* WHAT YOU NEED TO DO:
Examine the material below. Gather every line in which the string "SPREAD" appears.

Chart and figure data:
↓

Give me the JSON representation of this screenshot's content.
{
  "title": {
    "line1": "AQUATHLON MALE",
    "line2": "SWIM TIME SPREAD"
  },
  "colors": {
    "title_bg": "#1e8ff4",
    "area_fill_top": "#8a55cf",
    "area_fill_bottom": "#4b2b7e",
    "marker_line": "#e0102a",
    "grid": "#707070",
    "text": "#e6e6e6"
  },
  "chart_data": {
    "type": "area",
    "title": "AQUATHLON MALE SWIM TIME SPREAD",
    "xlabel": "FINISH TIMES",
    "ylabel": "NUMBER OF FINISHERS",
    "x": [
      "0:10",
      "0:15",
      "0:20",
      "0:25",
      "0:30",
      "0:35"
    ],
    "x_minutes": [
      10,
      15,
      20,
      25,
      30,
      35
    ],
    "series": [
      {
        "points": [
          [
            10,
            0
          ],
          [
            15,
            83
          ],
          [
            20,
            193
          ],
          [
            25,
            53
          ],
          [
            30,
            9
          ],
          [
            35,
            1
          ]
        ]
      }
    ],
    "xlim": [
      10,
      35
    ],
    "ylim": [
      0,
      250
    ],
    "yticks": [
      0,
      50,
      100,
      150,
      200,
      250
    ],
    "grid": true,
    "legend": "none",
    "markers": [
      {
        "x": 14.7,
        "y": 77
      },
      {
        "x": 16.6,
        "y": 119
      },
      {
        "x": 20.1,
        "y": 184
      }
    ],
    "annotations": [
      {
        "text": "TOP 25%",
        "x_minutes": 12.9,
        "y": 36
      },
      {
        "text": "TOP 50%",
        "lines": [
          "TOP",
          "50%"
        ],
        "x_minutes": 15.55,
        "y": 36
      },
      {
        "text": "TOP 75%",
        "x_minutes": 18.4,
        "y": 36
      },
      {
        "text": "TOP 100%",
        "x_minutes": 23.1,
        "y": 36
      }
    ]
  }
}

↑

* TASK ANSWER:
    "line2": "SWIM TIME SPREAD"
    "title": "AQUATHLON MALE SWIM TIME SPREAD",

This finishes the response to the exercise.